*** Data in this exercise ***

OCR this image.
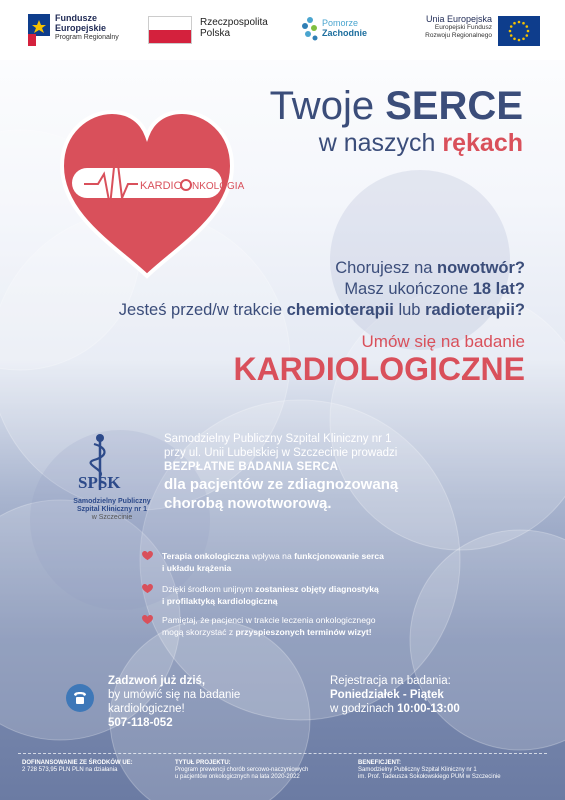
Fundusze Europejskie
Program Regionalny
Rzeczpospolita
Polska
Pomorze
Zachodnie
Unia Europejska
Europejski Fundusz
Rozwoju Regionalnego
Twoje SERCE
w naszych rękach
KARDIO NKOLOGIA
Chorujesz na nowotwór?
Masz ukończone 18 lat?
Jesteś przed/w trakcie chemioterapii lub radioterapii?
Umów się na badanie
KARDIOLOGICZNE
SPSK
Samodzielny Publiczny
Szpital Kliniczny nr 1
w Szczecinie
Samodzielny Publiczny Szpital Kliniczny nr 1
przy ul. Unii Lubelskiej w Szczecinie prowadzi
BEZPŁATNE BADANIA SERCA
dla pacjentów ze zdiagnozowaną
chorobą nowotworową.
Terapia onkologiczna wpływa na funkcjonowanie serca
i układu krążenia
Dzięki środkom unijnym zostaniesz objęty diagnostyką
i profilaktyką kardiologiczną
Pamiętaj, że pacjenci w trakcie leczenia onkologicznego
mogą skorzystać z przyspieszonych terminów wizyt!
Zadzwoń już dziś,
by umówić się na badanie
kardiologiczne!
507-118-052
Rejestracja na badania:
Poniedziałek - Piątek
w godzinach 10:00-13:00
DOFINANSOWANIE ZE ŚRODKÓW UE:
2 728 573,95 PLN PLN na działania
TYTUŁ PROJEKTU:
Program prewencji chorób sercowo-naczyniowych
u pacjentów onkologicznych na lata 2020-2022
BENEFICJENT:
Samodzielny Publiczny Szpital Kliniczny nr 1
im. Prof. Tadeusza Sokołowskiego PUM w Szczecinie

***

Short exercise:
Leave the pictures out and reproduce each record exactly as written.

Correct output:
OCR this image.
Fundusze Europejskie
Program Regionalny
Rzeczpospolita
Polska
Pomorze
Zachodnie
Unia Europejska
Europejski Fundusz
Rozwoju Regionalnego
Twoje SERCE
w naszych rękach
KARDIO NKOLOGIA
Chorujesz na nowotwór?
Masz ukończone 18 lat?
Jesteś przed/w trakcie chemioterapii lub radioterapii?
Umów się na badanie
KARDIOLOGICZNE
SPSK
Samodzielny Publiczny
Szpital Kliniczny nr 1
w Szczecinie
Samodzielny Publiczny Szpital Kliniczny nr 1
przy ul. Unii Lubelskiej w Szczecinie prowadzi
BEZPŁATNE BADANIA SERCA
dla pacjentów ze zdiagnozowaną
chorobą nowotworową.
Terapia onkologiczna wpływa na funkcjonowanie serca
i układu krążenia
Dzięki środkom unijnym zostaniesz objęty diagnostyką
i profilaktyką kardiologiczną
Pamiętaj, że pacjenci w trakcie leczenia onkologicznego
mogą skorzystać z przyspieszonych terminów wizyt!
Zadzwoń już dziś,
by umówić się na badanie
kardiologiczne!
507-118-052
Rejestracja na badania:
Poniedziałek - Piątek
w godzinach 10:00-13:00
DOFINANSOWANIE ZE ŚRODKÓW UE:
2 728 573,95 PLN PLN na działania
TYTUŁ PROJEKTU:
Program prewencji chorób sercowo-naczyniowych
u pacjentów onkologicznych na lata 2020-2022
BENEFICJENT:
Samodzielny Publiczny Szpital Kliniczny nr 1
im. Prof. Tadeusza Sokołowskiego PUM w Szczecinie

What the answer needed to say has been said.